Exercise goal:
All of the material below is to be returned exactly.

Dataset items:
===

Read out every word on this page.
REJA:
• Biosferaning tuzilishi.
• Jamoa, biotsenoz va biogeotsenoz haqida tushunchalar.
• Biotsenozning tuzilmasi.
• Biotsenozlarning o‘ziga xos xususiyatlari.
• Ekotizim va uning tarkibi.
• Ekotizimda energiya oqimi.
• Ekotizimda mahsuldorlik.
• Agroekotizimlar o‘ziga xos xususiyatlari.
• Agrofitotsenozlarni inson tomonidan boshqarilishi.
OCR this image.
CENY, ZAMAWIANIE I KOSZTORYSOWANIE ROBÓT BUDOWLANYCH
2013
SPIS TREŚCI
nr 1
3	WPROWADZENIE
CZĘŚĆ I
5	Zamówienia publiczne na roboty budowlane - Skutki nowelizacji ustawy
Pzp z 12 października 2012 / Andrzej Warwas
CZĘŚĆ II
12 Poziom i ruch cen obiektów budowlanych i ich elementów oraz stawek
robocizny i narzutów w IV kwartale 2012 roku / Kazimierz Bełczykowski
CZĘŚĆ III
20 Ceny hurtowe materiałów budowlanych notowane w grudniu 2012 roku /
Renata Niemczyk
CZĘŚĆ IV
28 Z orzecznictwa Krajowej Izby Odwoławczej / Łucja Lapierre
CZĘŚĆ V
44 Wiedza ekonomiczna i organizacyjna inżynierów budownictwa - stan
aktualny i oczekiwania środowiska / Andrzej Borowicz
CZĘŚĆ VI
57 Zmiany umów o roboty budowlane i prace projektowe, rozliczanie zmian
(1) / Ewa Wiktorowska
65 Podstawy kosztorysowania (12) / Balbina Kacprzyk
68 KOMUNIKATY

===

Output for this task:
Read out every word on this page.
REJA:
• Biosferaning tuzilishi.
• Jamoa, biotsenoz va biogeotsenoz haqida tushunchalar.
• Biotsenozning tuzilmasi.
• Biotsenozlarning o‘ziga xos xususiyatlari.
• Ekotizim va uning tarkibi.
• Ekotizimda energiya oqimi.
• Ekotizimda mahsuldorlik.
• Agroekotizimlar o‘ziga xos xususiyatlari.
• Agrofitotsenozlarni inson tomonidan boshqarilishi.
OCR this image.
CENY, ZAMAWIANIE I KOSZTORYSOWANIE ROBÓT BUDOWLANYCH
2013
SPIS TREŚCI
nr 1
3	WPROWADZENIE
CZĘŚĆ I
5	Zamówienia publiczne na roboty budowlane - Skutki nowelizacji ustawy
Pzp z 12 października 2012 / Andrzej Warwas
CZĘŚĆ II
12 Poziom i ruch cen obiektów budowlanych i ich elementów oraz stawek
robocizny i narzutów w IV kwartale 2012 roku / Kazimierz Bełczykowski
CZĘŚĆ III
20 Ceny hurtowe materiałów budowlanych notowane w grudniu 2012 roku /
Renata Niemczyk
CZĘŚĆ IV
28 Z orzecznictwa Krajowej Izby Odwoławczej / Łucja Lapierre
CZĘŚĆ V
44 Wiedza ekonomiczna i organizacyjna inżynierów budownictwa - stan
aktualny i oczekiwania środowiska / Andrzej Borowicz
CZĘŚĆ VI
57 Zmiany umów o roboty budowlane i prace projektowe, rozliczanie zmian
(1) / Ewa Wiktorowska
65 Podstawy kosztorysowania (12) / Balbina Kacprzyk
68 KOMUNIKATY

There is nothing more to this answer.